Filter these entries, keeping only lines that hold the word "contact".

────

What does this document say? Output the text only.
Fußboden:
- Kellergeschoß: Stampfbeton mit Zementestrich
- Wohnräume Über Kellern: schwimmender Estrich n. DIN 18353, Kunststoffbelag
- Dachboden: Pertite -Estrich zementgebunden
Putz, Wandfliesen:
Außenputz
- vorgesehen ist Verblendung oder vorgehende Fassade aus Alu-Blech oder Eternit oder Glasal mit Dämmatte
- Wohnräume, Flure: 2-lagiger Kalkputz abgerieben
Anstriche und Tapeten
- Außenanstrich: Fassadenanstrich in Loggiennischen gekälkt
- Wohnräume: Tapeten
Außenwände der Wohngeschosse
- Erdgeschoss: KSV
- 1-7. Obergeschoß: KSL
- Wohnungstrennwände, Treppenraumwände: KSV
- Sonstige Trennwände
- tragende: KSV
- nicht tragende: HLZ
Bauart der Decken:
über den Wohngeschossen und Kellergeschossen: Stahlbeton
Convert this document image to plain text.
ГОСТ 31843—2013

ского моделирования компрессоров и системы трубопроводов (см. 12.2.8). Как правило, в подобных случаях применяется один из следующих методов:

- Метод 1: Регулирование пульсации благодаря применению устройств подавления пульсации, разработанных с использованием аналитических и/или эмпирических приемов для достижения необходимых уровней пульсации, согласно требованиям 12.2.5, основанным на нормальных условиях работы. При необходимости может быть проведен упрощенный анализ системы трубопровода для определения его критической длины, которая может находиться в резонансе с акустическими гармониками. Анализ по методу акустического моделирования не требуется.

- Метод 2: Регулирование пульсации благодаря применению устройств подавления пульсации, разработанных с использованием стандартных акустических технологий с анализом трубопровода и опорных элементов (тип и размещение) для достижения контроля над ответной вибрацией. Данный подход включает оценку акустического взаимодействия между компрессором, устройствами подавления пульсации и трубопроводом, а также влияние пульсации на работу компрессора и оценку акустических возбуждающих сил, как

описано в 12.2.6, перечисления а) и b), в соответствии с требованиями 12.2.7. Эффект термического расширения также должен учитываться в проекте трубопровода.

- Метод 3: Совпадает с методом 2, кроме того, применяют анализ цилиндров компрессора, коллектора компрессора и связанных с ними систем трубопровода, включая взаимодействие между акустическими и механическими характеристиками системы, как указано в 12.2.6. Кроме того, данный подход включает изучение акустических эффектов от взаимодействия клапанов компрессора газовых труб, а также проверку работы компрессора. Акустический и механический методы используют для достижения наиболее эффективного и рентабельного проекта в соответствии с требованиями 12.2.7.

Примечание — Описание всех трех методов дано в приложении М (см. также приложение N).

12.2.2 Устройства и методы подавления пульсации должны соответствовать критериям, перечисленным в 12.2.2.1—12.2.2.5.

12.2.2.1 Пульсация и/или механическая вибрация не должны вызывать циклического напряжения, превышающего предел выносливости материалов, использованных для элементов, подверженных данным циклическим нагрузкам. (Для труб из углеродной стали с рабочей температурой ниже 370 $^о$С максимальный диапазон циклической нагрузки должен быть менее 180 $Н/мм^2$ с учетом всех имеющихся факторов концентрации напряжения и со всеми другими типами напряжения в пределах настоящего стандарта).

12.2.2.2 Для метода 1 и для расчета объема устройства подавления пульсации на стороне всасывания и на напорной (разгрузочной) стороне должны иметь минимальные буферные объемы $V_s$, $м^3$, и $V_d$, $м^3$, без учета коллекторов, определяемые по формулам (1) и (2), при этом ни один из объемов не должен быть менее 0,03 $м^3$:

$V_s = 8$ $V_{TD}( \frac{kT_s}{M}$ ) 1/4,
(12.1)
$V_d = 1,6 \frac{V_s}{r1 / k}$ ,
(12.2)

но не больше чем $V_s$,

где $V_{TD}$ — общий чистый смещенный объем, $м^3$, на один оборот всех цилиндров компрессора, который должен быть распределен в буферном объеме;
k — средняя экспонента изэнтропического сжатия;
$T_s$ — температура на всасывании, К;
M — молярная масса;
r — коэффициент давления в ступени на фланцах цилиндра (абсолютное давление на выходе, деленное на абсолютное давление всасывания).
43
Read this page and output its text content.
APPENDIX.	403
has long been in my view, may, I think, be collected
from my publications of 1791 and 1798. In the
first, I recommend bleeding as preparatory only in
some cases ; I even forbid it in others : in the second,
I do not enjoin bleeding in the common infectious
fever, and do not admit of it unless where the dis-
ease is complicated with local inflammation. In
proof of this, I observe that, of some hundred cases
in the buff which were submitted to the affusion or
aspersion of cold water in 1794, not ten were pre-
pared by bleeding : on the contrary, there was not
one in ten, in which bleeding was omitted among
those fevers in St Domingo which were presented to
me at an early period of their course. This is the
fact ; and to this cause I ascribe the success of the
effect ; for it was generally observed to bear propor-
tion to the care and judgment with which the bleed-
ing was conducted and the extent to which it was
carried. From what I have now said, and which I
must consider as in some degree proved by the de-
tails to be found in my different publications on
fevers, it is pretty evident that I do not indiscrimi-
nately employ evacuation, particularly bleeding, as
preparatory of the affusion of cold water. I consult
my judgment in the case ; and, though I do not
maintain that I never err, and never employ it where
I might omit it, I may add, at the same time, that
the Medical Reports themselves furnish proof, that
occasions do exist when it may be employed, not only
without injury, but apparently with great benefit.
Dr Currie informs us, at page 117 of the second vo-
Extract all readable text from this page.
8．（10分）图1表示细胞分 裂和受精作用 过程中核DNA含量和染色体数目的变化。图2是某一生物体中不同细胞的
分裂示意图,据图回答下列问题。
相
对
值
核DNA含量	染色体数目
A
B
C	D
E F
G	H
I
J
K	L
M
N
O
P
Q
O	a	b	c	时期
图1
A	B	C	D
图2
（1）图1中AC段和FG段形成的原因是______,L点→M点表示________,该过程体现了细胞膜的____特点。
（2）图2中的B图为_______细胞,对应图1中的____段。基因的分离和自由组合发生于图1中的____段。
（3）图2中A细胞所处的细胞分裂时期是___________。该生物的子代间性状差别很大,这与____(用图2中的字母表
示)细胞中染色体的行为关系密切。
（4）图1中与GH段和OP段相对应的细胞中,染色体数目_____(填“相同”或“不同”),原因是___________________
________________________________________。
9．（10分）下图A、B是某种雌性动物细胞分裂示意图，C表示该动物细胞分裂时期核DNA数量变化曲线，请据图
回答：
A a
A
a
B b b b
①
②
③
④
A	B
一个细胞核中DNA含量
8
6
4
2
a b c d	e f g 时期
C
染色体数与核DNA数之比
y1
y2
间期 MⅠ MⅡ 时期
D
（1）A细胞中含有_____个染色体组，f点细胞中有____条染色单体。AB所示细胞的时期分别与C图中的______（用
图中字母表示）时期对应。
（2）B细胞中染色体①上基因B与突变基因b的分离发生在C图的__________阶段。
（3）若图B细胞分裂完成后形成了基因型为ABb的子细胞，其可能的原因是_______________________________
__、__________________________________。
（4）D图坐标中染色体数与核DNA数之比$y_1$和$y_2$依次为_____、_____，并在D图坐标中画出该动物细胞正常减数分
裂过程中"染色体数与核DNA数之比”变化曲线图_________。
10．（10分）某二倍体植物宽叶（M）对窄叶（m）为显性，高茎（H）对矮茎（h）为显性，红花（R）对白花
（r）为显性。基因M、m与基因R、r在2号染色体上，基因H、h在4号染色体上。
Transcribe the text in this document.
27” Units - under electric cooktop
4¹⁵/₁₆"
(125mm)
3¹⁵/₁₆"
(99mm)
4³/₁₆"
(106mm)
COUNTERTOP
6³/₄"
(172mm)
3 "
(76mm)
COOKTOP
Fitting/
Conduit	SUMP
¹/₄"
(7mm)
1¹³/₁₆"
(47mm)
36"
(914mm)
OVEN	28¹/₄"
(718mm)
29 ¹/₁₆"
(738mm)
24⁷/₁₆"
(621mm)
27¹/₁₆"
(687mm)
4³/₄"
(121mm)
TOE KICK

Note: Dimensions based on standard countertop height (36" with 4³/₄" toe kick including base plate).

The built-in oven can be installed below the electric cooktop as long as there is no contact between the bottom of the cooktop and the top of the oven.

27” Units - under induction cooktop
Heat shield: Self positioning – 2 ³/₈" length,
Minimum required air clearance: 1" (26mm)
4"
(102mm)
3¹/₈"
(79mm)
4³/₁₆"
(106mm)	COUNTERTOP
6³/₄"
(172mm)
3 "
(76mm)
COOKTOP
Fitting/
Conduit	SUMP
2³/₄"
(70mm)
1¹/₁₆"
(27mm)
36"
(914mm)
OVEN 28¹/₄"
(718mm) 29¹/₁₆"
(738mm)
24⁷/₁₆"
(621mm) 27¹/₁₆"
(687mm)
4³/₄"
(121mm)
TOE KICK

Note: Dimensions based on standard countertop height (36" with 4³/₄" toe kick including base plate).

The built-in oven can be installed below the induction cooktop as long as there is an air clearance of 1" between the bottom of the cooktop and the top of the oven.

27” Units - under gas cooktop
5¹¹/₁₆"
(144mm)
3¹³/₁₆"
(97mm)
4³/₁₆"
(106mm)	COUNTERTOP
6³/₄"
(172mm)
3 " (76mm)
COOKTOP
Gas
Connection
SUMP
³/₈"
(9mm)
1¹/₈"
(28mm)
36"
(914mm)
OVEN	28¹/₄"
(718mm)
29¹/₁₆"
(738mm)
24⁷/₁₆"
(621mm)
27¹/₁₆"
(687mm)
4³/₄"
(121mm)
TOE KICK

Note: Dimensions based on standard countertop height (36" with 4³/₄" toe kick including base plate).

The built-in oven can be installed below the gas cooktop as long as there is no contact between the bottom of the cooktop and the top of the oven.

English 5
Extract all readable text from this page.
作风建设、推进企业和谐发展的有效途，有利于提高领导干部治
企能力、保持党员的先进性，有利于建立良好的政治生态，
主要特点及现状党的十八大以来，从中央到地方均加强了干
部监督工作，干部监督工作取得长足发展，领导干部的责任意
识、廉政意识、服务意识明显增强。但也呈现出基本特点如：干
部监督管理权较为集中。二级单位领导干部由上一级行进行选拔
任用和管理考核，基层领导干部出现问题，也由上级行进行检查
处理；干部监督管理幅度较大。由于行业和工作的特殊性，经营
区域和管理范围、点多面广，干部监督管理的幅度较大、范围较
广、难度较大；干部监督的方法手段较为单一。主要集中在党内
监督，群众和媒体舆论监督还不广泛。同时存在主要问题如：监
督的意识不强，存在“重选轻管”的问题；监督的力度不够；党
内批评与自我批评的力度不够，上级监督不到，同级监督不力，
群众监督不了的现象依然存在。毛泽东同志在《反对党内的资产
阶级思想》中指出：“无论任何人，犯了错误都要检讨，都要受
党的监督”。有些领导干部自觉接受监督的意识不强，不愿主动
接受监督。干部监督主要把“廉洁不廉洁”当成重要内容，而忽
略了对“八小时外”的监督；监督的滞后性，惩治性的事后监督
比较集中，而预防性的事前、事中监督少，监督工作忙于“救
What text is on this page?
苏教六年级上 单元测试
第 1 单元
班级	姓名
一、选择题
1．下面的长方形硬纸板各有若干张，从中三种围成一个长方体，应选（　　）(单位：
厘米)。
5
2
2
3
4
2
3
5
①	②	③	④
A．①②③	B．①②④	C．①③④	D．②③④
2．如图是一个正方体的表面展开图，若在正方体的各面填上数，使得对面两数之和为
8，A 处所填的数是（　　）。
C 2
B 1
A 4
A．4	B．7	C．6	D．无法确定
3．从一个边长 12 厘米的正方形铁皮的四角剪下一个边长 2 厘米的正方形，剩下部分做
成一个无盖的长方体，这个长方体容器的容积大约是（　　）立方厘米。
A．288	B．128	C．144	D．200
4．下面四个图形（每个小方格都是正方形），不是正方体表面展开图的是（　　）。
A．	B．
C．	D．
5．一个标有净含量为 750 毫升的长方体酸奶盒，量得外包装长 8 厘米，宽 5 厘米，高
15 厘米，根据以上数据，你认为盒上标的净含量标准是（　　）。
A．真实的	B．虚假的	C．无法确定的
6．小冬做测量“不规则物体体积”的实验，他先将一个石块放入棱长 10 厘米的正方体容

────

[The solution]:
The built-in oven can be installed below the electric cooktop as long as there is no contact between the bottom of the cooktop and the top of the oven.
The built-in oven can be installed below the gas cooktop as long as there is no contact between the bottom of the cooktop and the top of the oven.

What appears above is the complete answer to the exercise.